* [SET PROBLEM] Leave the pictures aside and write out exactly every line from the one containing "OCR this image." through the last line.

* [GIVEN RECORDS]
________________

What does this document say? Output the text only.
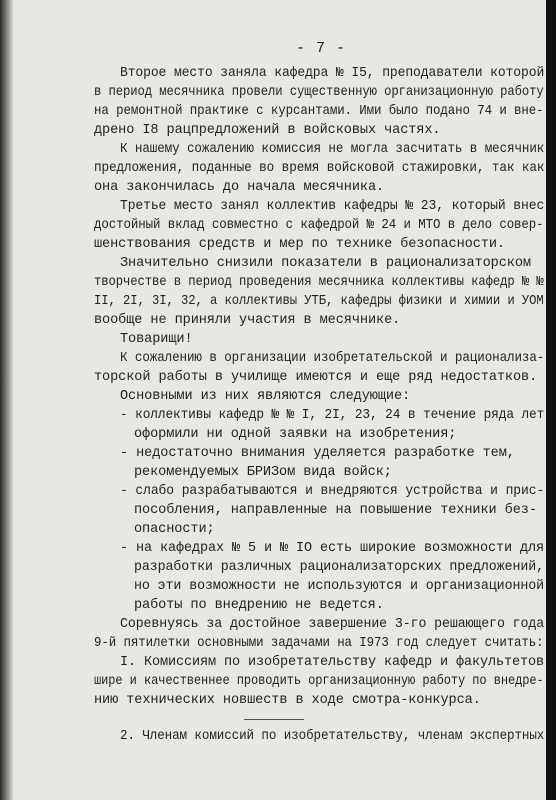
- 7 -
Второе место заняла кафедра № I5, преподаватели которой
в период месячника провели существенную организационную работу
на ремонтной практике с курсантами. Ими было подано 74 и вне-
дрено I8 рацпредложений в войсковых частях.
К нашему сожалению комиссия не могла засчитать в месячник
предложения, поданные во время войсковой стажировки, так как
она закончилась до начала месячника.
Третье место занял коллектив кафедры № 23, который внес
достойный вклад совместно с кафедрой № 24 и МТО в дело совер-
шенствования средств и мер по технике безопасности.
Значительно снизили показатели в рационализаторском
творчестве в период проведения месячника коллективы кафедр № №
II, 2I, 3I, 32, а коллективы УТБ, кафедры физики и химии и УОМ
вообще не приняли участия в месячнике.
Товарищи!
К сожалению в организации изобретательской и рационализа-
торской работы в училище имеются и еще ряд недостатков.
Основными из них являются следующие:
- коллективы кафедр № № I, 2I, 23, 24 в течение ряда лет
оформили ни одной заявки на изобретения;
- недостаточно внимания уделяется разработке тем,
рекомендуемых БРИЗом вида войск;
- слабо разрабатываются и внедряются устройства и прис-
пособления, направленные на повышение техники без-
опасности;
- на кафедрах № 5 и № IO есть широкие возможности для
разработки различных рационализаторских предложений,
но эти возможности не используются и организационной
работы по внедрению не ведется.
Соревнуясь за достойное завершение 3-го решающего года
9-й пятилетки основными задачами на I973 год следует считать:
I. Комиссиям по изобретательству кафедр и факультетов
шире и качественнее проводить организационную работу по внедре-
нию технических новшеств в ходе смотра-конкурса.
2. Членам комиссий по изобретательству, членам экспертных
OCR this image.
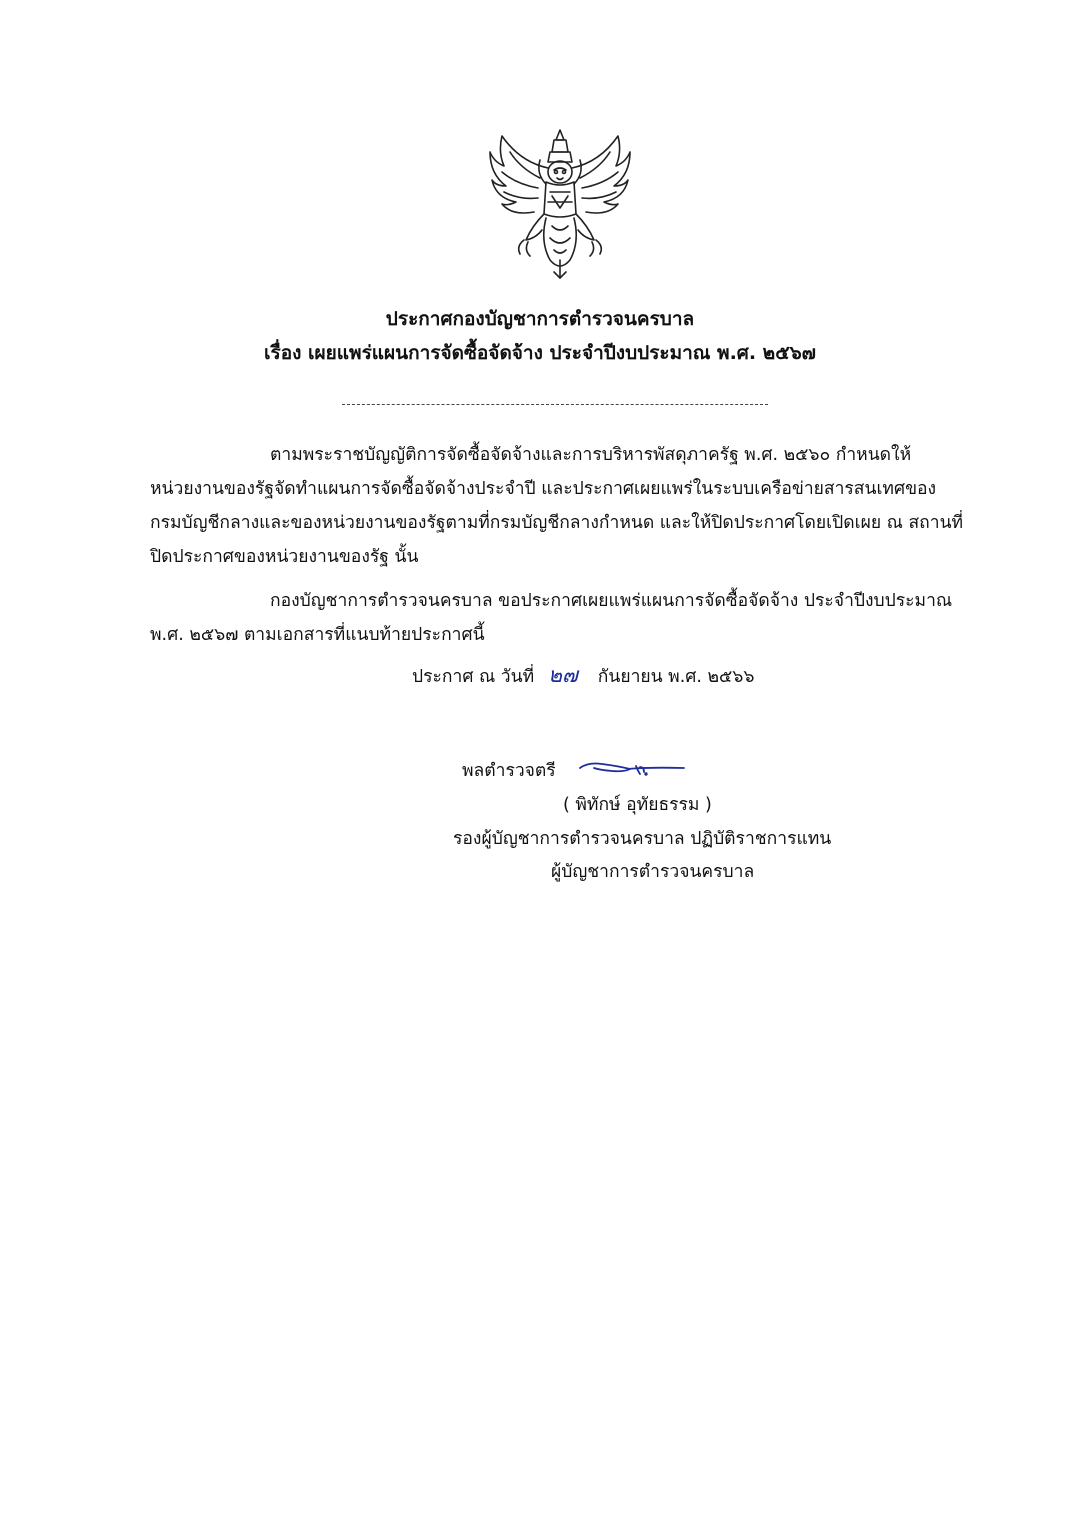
ประกาศกองบัญชาการตำรวจนครบาล
เรื่อง เผยแพร่แผนการจัดซื้อจัดจ้าง ประจำปีงบประมาณ พ.ศ. ๒๕๖๗
ตามพระราชบัญญัติการจัดซื้อจัดจ้างและการบริหารพัสดุภาครัฐ พ.ศ. ๒๕๖๐ กำหนดให้
หน่วยงานของรัฐจัดทำแผนการจัดซื้อจัดจ้างประจำปี และประกาศเผยแพร่ในระบบเครือข่ายสารสนเทศของ
กรมบัญชีกลางและของหน่วยงานของรัฐตามที่กรมบัญชีกลางกำหนด และให้ปิดประกาศโดยเปิดเผย ณ สถานที่
ปิดประกาศของหน่วยงานของรัฐ นั้น
กองบัญชาการตำรวจนครบาล ขอประกาศเผยแพร่แผนการจัดซื้อจัดจ้าง ประจำปีงบประมาณ
พ.ศ. ๒๕๖๗ ตามเอกสารที่แนบท้ายประกาศนี้
ประกาศ ณ วันที่ ๒๗ กันยายน พ.ศ. ๒๕๖๖
พลตำรวจตรี
( พิทักษ์ อุทัยธรรม )
รองผู้บัญชาการตำรวจนครบาล ปฏิบัติราชการแทน
ผู้บัญชาการตำรวจนครบาล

________________

* [CORRECT ANSWER]
OCR this image.
ประกาศกองบัญชาการตำรวจนครบาล
เรื่อง เผยแพร่แผนการจัดซื้อจัดจ้าง ประจำปีงบประมาณ พ.ศ. ๒๕๖๗
ตามพระราชบัญญัติการจัดซื้อจัดจ้างและการบริหารพัสดุภาครัฐ พ.ศ. ๒๕๖๐ กำหนดให้
หน่วยงานของรัฐจัดทำแผนการจัดซื้อจัดจ้างประจำปี และประกาศเผยแพร่ในระบบเครือข่ายสารสนเทศของ
กรมบัญชีกลางและของหน่วยงานของรัฐตามที่กรมบัญชีกลางกำหนด และให้ปิดประกาศโดยเปิดเผย ณ สถานที่
ปิดประกาศของหน่วยงานของรัฐ นั้น
กองบัญชาการตำรวจนครบาล ขอประกาศเผยแพร่แผนการจัดซื้อจัดจ้าง ประจำปีงบประมาณ
พ.ศ. ๒๕๖๗ ตามเอกสารที่แนบท้ายประกาศนี้
ประกาศ ณ วันที่ ๒๗ กันยายน พ.ศ. ๒๕๖๖
พลตำรวจตรี
( พิทักษ์ อุทัยธรรม )
รองผู้บัญชาการตำรวจนครบาล ปฏิบัติราชการแทน
ผู้บัญชาการตำรวจนครบาล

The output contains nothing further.